Which lines in the material below contain the word "name"? Copy each of them.

§ **ENTRIES PROVIDED**

* * * * *

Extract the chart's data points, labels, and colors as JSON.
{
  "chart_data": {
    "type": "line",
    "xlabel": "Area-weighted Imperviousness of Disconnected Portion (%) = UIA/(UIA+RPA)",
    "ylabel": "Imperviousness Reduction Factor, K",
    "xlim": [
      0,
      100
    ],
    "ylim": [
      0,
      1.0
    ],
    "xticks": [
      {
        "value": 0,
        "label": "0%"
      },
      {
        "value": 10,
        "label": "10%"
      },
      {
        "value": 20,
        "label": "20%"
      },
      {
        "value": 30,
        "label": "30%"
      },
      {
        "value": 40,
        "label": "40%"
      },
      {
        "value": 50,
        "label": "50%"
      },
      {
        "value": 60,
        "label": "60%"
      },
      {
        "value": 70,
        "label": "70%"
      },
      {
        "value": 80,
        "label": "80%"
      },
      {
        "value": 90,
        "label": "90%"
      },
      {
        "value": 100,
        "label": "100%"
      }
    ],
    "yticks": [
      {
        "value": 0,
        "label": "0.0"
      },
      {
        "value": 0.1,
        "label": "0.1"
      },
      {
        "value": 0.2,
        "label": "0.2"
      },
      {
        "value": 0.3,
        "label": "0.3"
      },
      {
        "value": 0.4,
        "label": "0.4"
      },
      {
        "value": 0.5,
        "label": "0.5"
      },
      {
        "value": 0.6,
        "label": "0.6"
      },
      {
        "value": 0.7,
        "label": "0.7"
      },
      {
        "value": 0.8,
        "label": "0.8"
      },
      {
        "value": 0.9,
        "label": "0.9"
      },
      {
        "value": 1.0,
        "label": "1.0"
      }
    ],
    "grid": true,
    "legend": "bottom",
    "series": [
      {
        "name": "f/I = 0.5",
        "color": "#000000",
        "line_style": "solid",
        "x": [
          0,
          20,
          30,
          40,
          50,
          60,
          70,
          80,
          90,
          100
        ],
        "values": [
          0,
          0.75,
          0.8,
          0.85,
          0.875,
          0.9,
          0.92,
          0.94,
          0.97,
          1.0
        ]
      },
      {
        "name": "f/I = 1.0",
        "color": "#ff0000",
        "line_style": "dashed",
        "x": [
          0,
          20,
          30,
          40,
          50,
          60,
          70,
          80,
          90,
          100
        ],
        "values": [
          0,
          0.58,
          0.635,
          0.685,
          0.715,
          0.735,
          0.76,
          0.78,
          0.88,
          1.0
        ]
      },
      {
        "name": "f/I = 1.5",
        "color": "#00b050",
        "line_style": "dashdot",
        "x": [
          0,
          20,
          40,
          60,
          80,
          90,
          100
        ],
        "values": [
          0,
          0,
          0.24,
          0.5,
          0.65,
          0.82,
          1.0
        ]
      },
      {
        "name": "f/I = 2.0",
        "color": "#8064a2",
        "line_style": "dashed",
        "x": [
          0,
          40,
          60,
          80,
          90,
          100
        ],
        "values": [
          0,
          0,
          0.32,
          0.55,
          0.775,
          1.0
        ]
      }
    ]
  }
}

* * * * *

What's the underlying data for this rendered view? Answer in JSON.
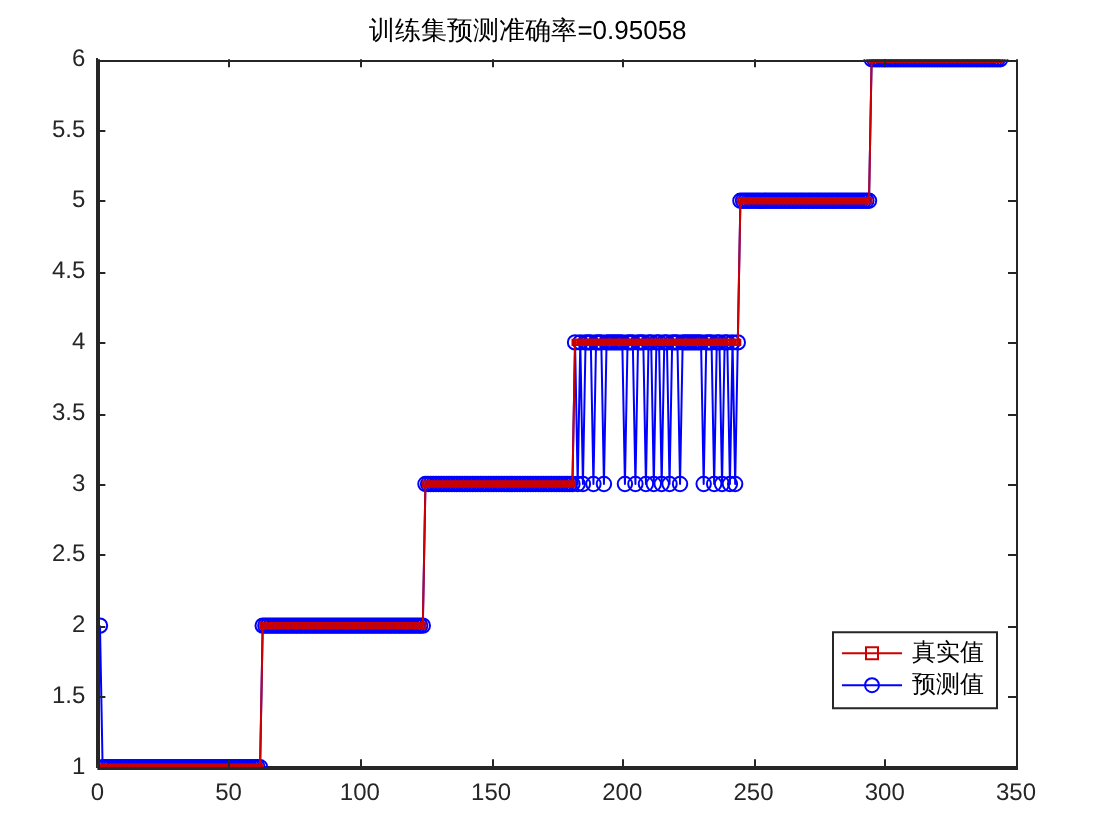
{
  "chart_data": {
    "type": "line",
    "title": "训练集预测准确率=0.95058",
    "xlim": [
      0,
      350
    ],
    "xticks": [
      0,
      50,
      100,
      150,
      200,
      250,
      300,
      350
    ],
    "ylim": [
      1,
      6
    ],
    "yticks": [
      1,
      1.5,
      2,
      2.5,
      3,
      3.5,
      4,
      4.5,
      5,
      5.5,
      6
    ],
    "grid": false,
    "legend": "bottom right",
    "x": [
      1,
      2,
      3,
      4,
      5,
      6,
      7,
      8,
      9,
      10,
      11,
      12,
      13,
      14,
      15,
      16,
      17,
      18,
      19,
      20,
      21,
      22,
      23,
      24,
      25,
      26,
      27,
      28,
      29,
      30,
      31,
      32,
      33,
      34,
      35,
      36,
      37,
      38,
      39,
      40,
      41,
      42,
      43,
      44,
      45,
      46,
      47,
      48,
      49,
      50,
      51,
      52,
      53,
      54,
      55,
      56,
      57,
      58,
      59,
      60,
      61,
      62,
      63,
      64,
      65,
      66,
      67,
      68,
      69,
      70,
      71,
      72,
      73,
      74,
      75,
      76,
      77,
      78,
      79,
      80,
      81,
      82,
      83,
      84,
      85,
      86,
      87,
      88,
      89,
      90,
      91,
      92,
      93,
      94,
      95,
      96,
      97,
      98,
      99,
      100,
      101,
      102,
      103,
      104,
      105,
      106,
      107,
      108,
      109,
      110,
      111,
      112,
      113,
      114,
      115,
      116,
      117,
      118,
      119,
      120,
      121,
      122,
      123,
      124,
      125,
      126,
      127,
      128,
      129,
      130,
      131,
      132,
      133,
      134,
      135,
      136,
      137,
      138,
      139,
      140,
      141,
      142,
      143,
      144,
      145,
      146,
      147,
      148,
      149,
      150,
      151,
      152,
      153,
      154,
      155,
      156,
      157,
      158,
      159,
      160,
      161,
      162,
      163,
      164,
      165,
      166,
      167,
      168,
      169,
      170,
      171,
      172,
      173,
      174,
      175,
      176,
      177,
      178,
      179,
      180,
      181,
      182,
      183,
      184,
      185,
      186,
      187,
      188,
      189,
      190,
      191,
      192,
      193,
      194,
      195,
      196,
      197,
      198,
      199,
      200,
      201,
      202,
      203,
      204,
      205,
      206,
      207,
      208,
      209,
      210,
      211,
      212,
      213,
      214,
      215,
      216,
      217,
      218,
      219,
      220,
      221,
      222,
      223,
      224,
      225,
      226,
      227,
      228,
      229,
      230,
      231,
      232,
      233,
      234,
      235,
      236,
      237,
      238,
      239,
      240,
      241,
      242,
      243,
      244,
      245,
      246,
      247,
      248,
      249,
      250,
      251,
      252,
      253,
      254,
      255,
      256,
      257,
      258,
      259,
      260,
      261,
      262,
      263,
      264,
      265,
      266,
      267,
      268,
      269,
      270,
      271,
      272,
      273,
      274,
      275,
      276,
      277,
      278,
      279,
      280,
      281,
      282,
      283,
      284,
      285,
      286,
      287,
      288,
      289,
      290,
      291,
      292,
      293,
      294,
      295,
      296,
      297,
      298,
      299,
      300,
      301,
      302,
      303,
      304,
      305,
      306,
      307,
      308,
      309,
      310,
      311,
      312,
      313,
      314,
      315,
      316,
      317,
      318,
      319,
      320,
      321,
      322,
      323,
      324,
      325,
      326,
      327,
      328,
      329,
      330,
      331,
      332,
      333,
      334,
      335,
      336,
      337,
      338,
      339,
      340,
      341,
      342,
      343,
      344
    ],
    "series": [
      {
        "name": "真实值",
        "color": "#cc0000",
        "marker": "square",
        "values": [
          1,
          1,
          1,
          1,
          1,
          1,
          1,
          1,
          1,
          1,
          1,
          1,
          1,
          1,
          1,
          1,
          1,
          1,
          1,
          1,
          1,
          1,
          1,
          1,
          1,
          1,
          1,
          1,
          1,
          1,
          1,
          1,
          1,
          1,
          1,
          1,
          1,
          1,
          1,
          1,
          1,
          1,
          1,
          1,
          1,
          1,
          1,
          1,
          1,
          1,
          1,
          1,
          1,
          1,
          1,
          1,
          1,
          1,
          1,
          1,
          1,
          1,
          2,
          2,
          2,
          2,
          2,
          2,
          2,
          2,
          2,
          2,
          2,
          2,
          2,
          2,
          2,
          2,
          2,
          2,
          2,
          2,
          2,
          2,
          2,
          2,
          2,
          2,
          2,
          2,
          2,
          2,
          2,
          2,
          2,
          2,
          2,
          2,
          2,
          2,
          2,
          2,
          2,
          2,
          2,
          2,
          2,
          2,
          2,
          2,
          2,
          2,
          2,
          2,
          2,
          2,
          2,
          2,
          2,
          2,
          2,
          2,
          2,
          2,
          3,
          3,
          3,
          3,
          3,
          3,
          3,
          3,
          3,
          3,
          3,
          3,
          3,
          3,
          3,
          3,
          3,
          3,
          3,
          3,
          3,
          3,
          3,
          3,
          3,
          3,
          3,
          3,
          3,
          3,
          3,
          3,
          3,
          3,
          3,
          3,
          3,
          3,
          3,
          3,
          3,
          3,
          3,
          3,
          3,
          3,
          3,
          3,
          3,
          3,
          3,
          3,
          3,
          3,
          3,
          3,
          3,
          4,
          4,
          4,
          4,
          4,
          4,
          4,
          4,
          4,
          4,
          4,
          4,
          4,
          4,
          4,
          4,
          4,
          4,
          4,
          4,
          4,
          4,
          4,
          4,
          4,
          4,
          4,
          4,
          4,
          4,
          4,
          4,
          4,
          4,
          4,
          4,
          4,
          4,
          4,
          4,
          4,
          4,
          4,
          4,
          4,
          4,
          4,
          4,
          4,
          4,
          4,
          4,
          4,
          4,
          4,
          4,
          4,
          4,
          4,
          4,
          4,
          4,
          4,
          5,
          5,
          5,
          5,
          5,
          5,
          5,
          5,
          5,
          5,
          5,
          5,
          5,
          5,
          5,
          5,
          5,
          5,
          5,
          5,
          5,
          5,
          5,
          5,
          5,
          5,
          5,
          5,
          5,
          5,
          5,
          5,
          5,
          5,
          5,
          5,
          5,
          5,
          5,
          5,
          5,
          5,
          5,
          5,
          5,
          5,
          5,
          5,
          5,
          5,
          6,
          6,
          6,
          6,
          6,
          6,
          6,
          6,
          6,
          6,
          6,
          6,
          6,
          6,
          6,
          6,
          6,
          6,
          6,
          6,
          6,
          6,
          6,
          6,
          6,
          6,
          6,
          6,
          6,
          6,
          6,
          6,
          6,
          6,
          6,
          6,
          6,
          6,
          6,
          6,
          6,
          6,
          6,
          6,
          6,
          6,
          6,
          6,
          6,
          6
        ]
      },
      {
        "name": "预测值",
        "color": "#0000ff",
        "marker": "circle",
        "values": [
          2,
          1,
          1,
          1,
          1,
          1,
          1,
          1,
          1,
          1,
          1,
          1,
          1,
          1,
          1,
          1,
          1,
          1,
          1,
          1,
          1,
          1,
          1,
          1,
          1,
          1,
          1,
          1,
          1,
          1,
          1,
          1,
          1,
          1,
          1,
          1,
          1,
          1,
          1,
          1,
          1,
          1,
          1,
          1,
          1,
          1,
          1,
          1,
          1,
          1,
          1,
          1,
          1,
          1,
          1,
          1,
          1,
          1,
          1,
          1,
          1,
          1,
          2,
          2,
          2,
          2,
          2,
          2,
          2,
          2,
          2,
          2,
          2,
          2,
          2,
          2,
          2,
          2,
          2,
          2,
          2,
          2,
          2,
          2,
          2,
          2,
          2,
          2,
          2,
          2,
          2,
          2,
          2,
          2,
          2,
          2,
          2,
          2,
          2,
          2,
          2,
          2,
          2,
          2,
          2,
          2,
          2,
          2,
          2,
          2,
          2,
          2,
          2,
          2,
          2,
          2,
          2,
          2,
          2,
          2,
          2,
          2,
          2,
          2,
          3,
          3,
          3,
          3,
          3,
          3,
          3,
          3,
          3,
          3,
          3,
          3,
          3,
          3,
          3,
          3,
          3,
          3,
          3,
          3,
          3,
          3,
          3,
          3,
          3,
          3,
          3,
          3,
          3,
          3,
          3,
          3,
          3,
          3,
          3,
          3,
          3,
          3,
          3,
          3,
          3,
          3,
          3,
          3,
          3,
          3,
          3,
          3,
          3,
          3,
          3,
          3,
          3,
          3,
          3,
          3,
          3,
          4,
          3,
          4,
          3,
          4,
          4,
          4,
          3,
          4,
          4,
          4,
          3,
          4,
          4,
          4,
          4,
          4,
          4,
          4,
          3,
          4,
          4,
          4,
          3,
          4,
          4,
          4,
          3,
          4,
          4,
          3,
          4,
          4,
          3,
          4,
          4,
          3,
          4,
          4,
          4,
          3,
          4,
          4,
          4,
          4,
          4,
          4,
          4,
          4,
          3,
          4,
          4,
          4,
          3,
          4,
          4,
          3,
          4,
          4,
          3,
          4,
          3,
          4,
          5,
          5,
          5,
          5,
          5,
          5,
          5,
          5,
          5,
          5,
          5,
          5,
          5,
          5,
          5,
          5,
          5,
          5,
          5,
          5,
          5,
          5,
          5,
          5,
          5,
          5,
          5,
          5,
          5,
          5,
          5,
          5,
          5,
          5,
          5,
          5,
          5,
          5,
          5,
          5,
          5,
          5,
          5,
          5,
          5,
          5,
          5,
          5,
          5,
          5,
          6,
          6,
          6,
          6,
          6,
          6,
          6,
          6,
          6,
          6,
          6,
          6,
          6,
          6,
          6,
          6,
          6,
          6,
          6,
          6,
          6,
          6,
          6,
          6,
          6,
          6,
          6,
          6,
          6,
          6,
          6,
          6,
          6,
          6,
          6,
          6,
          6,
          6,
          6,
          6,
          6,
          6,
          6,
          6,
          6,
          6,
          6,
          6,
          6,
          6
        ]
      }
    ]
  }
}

* * * * *

§ **EXERCISE RESPONSE**
        "name": "f/I = 0.5",
        "name": "f/I = 1.0",
        "name": "f/I = 1.5",
        "name": "f/I = 2.0",
        "name": "真实值",
        "name": "预测值",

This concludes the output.